-- INPUT ROWS --
• • • • •

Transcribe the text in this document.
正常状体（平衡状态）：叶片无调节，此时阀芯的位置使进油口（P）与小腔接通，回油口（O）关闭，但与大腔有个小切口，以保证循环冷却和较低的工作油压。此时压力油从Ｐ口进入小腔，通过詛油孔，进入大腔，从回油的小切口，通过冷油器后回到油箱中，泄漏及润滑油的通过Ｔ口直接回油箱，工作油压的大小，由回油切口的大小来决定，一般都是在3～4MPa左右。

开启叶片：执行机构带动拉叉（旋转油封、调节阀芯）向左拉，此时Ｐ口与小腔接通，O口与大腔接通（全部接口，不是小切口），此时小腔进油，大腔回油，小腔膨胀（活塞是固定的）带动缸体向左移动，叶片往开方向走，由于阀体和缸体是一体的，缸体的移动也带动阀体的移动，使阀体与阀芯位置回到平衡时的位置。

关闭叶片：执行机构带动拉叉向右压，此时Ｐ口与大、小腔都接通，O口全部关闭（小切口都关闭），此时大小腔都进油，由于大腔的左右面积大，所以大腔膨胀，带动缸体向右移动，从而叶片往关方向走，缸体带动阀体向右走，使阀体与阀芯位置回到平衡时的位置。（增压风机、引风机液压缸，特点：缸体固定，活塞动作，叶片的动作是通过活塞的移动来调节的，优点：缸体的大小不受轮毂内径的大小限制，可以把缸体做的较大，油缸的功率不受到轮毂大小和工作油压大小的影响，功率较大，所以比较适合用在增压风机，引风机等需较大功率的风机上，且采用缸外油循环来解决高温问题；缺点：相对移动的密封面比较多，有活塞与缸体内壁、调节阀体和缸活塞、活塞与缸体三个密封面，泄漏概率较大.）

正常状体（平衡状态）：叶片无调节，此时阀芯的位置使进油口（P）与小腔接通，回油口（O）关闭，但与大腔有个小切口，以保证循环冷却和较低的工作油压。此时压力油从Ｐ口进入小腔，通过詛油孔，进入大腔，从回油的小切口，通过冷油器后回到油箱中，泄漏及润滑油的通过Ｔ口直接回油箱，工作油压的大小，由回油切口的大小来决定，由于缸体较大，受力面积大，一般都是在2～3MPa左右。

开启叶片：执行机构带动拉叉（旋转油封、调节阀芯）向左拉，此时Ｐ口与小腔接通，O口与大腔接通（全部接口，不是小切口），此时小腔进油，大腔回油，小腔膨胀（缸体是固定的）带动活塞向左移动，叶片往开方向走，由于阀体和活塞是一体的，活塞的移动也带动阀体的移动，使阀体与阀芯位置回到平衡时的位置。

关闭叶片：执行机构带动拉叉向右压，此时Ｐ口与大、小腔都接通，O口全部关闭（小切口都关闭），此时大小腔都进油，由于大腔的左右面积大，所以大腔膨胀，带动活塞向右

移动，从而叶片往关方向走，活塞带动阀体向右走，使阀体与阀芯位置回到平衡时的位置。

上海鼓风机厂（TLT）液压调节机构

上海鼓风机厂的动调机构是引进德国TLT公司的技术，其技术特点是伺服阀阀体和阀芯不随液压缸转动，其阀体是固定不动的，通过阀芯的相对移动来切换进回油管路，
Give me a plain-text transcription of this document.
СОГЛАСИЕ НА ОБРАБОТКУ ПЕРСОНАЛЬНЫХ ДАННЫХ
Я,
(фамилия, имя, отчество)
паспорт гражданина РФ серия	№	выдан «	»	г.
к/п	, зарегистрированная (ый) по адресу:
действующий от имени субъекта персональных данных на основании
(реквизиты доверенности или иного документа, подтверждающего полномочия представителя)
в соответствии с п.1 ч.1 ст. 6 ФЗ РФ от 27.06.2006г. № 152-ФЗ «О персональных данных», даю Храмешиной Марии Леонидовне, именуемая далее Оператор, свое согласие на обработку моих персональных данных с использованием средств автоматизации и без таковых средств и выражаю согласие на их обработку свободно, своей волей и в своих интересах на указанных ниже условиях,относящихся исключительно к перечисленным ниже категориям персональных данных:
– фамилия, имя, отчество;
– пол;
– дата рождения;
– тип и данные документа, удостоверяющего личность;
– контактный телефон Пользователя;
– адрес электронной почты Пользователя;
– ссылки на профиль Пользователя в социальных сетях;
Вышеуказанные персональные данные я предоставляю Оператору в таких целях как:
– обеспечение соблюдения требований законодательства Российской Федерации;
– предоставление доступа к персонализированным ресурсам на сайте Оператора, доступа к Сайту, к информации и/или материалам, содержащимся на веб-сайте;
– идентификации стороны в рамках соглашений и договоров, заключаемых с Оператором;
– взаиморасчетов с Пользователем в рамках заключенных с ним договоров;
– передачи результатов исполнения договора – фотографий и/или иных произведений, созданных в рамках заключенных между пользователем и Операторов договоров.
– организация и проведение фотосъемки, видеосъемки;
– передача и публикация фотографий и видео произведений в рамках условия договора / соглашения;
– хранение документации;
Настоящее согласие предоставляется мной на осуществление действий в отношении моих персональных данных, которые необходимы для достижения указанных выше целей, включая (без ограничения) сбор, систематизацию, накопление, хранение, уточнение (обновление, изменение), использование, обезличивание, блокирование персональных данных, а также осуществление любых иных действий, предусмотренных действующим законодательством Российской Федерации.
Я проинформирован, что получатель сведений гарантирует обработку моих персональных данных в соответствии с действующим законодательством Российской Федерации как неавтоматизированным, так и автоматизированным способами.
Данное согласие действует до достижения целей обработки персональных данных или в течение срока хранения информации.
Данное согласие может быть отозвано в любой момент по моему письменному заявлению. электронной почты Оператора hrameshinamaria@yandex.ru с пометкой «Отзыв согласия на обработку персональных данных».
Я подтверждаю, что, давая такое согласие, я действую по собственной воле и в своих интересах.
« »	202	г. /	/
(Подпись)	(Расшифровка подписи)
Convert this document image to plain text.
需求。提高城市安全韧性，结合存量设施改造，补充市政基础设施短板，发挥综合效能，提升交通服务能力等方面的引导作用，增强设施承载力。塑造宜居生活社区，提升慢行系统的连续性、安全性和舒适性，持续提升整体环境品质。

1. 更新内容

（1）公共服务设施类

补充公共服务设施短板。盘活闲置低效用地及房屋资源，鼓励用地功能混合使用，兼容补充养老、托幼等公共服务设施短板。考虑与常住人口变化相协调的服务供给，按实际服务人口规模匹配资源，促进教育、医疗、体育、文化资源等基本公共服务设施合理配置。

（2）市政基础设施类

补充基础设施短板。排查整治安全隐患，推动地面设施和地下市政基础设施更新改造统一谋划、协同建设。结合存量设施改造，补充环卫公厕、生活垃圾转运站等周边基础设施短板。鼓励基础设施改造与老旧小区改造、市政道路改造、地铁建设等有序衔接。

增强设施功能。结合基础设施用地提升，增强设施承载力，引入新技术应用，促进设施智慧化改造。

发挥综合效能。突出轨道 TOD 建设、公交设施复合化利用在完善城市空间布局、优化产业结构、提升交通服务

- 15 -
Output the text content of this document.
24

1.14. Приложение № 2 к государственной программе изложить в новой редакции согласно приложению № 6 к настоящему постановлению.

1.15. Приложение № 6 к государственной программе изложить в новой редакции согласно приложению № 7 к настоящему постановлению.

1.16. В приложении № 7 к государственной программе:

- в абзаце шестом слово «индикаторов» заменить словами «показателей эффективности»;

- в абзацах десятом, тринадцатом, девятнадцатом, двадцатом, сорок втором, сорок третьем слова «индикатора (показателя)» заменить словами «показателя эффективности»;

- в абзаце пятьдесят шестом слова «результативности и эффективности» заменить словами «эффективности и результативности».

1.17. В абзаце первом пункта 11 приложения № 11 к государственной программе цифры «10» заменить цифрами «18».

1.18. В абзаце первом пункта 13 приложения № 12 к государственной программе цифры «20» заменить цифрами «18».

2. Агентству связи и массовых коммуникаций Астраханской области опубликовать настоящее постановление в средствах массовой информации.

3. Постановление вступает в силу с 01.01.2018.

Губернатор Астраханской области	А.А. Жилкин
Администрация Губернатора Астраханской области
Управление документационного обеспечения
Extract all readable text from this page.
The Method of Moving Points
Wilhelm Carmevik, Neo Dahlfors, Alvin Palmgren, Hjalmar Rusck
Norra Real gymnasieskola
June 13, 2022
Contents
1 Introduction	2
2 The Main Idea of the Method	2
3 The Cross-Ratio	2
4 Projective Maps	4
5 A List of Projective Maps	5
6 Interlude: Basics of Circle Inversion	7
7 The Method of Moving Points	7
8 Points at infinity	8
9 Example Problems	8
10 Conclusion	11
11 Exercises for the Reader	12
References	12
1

• • • • •

-- PROBLEM --
Looking at the listing above, how many of its lines contain the string "Федерации"? Give the number alone.

-- RESULT --
3